» **INSTRUCTION**: Output the full listing below exactly as it reads, and skip anything that is a picture.

-- START ENTRIES SHOWN --

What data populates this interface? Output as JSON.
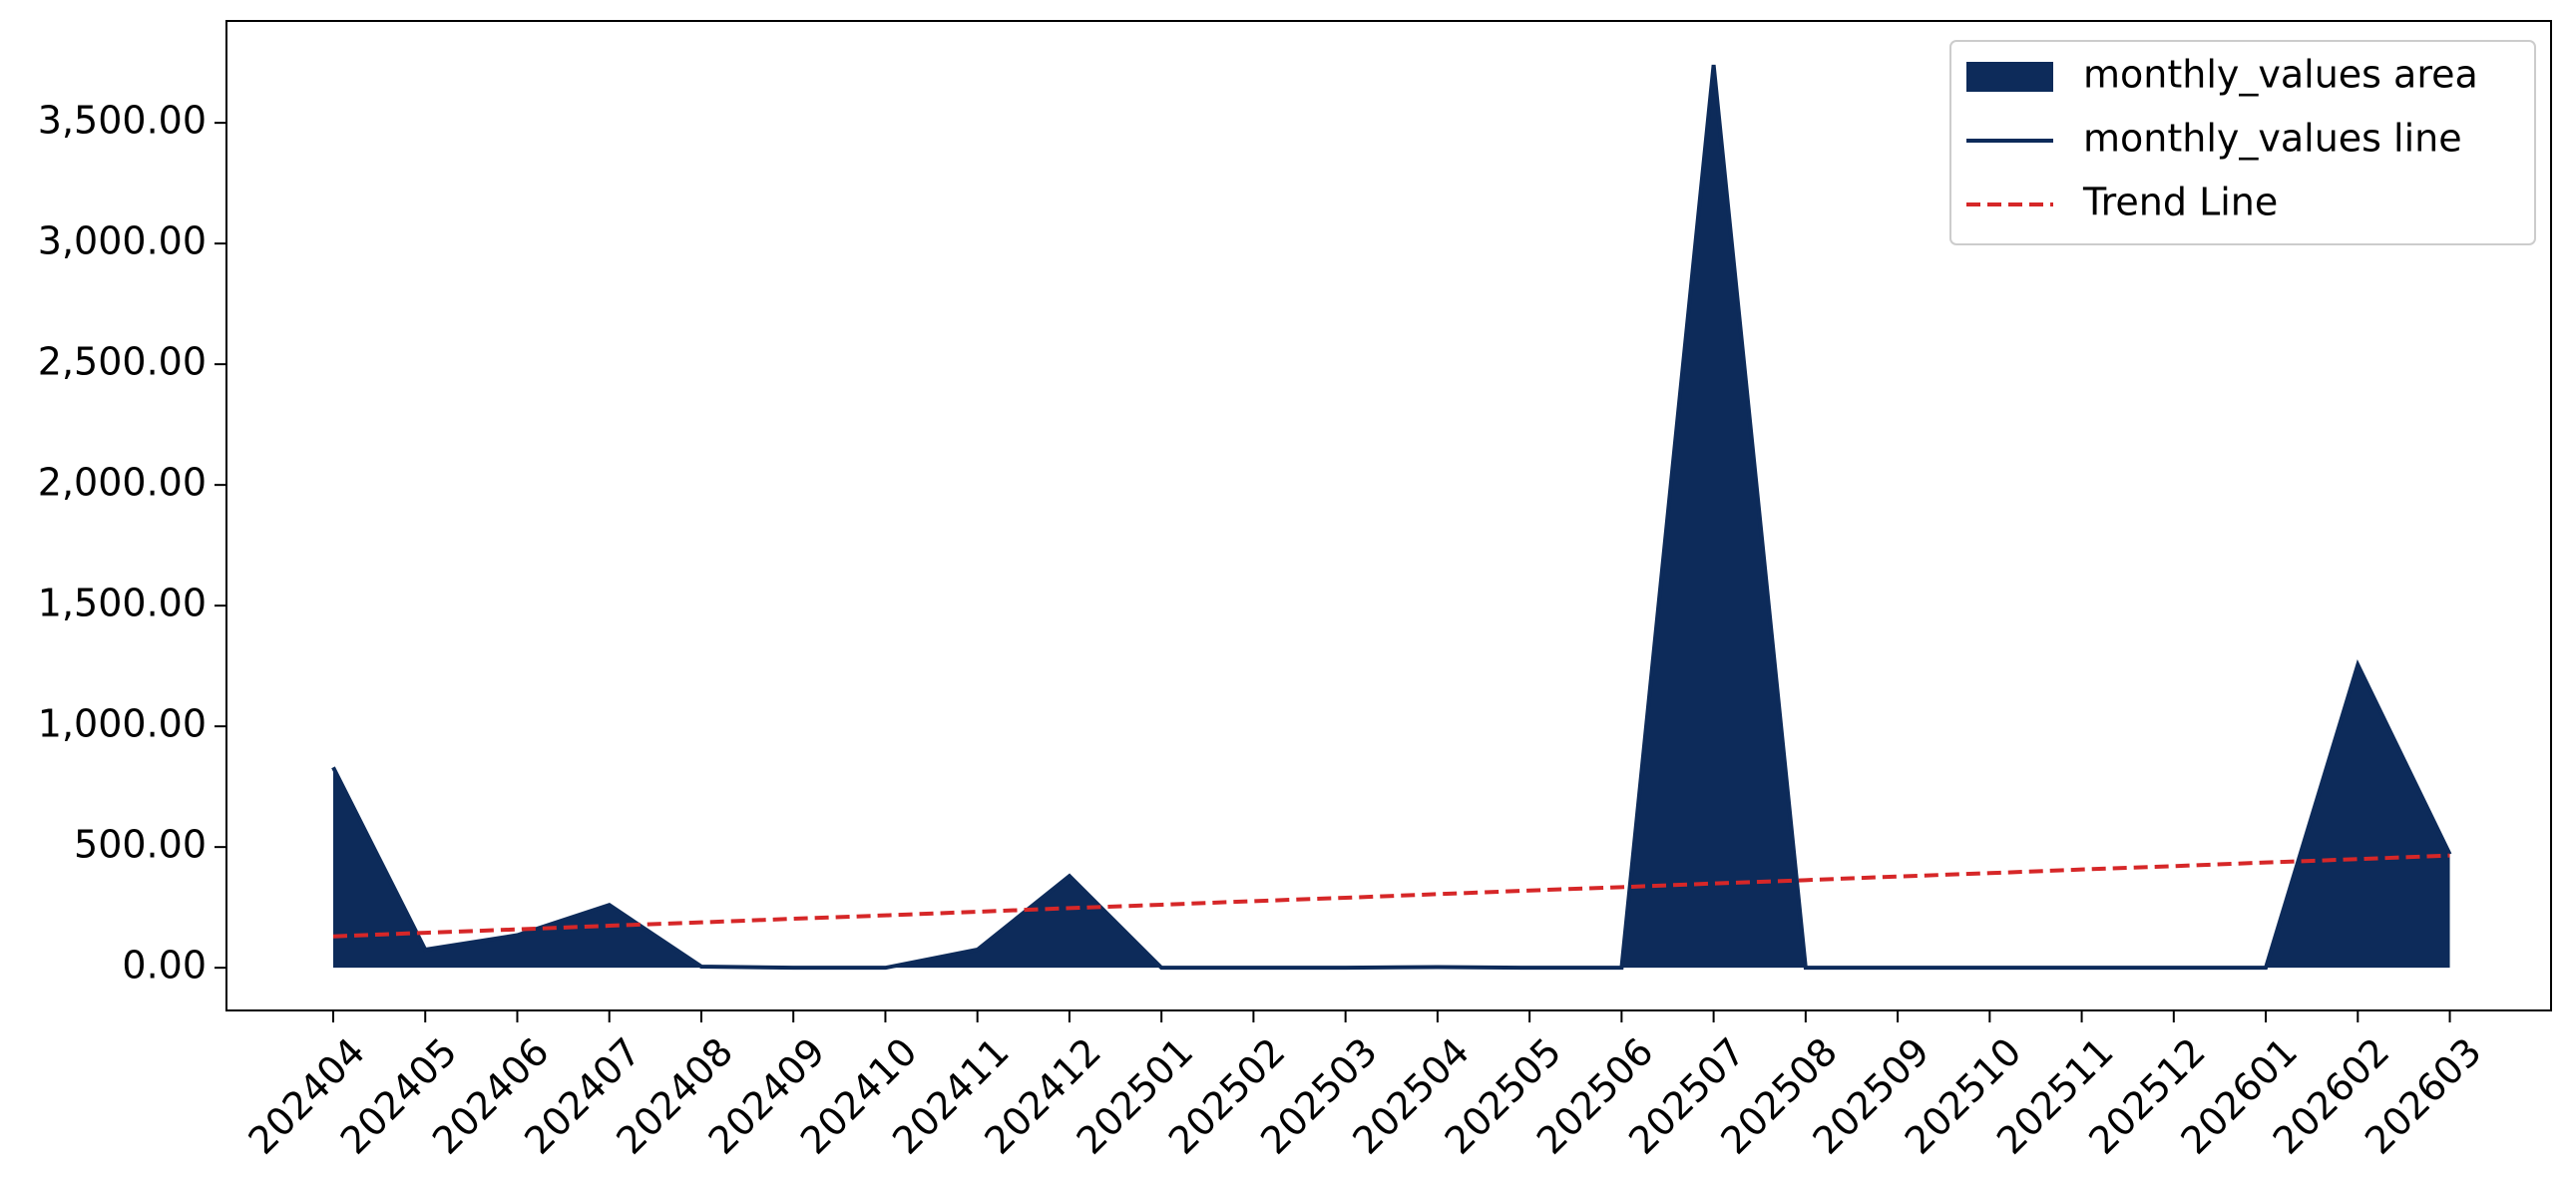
{
  "chart_data": {
    "type": "area",
    "categories": [
      "202404",
      "202405",
      "202406",
      "202407",
      "202408",
      "202409",
      "202410",
      "202411",
      "202412",
      "202501",
      "202502",
      "202503",
      "202504",
      "202505",
      "202506",
      "202507",
      "202508",
      "202509",
      "202510",
      "202511",
      "202512",
      "202601",
      "202602",
      "202603"
    ],
    "series": [
      {
        "name": "monthly_values area",
        "kind": "area",
        "color": "#0d2b5a",
        "values": [
          830,
          75,
          135,
          260,
          5,
          0,
          0,
          75,
          380,
          0,
          0,
          0,
          3,
          0,
          0,
          3740,
          0,
          0,
          0,
          0,
          0,
          0,
          1255,
          470
        ]
      },
      {
        "name": "monthly_values line",
        "kind": "line",
        "color": "#0d2b5a",
        "values": [
          830,
          75,
          135,
          260,
          5,
          0,
          0,
          75,
          380,
          0,
          0,
          0,
          3,
          0,
          0,
          3740,
          0,
          0,
          0,
          0,
          0,
          0,
          1255,
          470
        ]
      },
      {
        "name": "Trend Line",
        "kind": "dashed",
        "color": "#d62728",
        "values": [
          130,
          145,
          159,
          174,
          188,
          203,
          217,
          232,
          247,
          261,
          276,
          290,
          305,
          320,
          334,
          349,
          363,
          378,
          392,
          407,
          421,
          436,
          450,
          465
        ]
      }
    ],
    "ylim": [
      -177,
      3922
    ],
    "yticks": [
      {
        "value": 0,
        "label": "0.00"
      },
      {
        "value": 500,
        "label": "500.00"
      },
      {
        "value": 1000,
        "label": "1,000.00"
      },
      {
        "value": 1500,
        "label": "1,500.00"
      },
      {
        "value": 2000,
        "label": "2,000.00"
      },
      {
        "value": 2500,
        "label": "2,500.00"
      },
      {
        "value": 3000,
        "label": "3,000.00"
      },
      {
        "value": 3500,
        "label": "3,500.00"
      }
    ],
    "legend": "upper right",
    "grid": false
  }
}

-- END ENTRIES SHOWN --

» **FINAL RESULT**:
What data populates this interface? Output as JSON.
{
  "chart_data": {
    "type": "area",
    "categories": [
      "202404",
      "202405",
      "202406",
      "202407",
      "202408",
      "202409",
      "202410",
      "202411",
      "202412",
      "202501",
      "202502",
      "202503",
      "202504",
      "202505",
      "202506",
      "202507",
      "202508",
      "202509",
      "202510",
      "202511",
      "202512",
      "202601",
      "202602",
      "202603"
    ],
    "series": [
      {
        "name": "monthly_values area",
        "kind": "area",
        "color": "#0d2b5a",
        "values": [
          830,
          75,
          135,
          260,
          5,
          0,
          0,
          75,
          380,
          0,
          0,
          0,
          3,
          0,
          0,
          3740,
          0,
          0,
          0,
          0,
          0,
          0,
          1255,
          470
        ]
      },
      {
        "name": "monthly_values line",
        "kind": "line",
        "color": "#0d2b5a",
        "values": [
          830,
          75,
          135,
          260,
          5,
          0,
          0,
          75,
          380,
          0,
          0,
          0,
          3,
          0,
          0,
          3740,
          0,
          0,
          0,
          0,
          0,
          0,
          1255,
          470
        ]
      },
      {
        "name": "Trend Line",
        "kind": "dashed",
        "color": "#d62728",
        "values": [
          130,
          145,
          159,
          174,
          188,
          203,
          217,
          232,
          247,
          261,
          276,
          290,
          305,
          320,
          334,
          349,
          363,
          378,
          392,
          407,
          421,
          436,
          450,
          465
        ]
      }
    ],
    "ylim": [
      -177,
      3922
    ],
    "yticks": [
      {
        "value": 0,
        "label": "0.00"
      },
      {
        "value": 500,
        "label": "500.00"
      },
      {
        "value": 1000,
        "label": "1,000.00"
      },
      {
        "value": 1500,
        "label": "1,500.00"
      },
      {
        "value": 2000,
        "label": "2,000.00"
      },
      {
        "value": 2500,
        "label": "2,500.00"
      },
      {
        "value": 3000,
        "label": "3,000.00"
      },
      {
        "value": 3500,
        "label": "3,500.00"
      }
    ],
    "legend": "upper right",
    "grid": false
  }
}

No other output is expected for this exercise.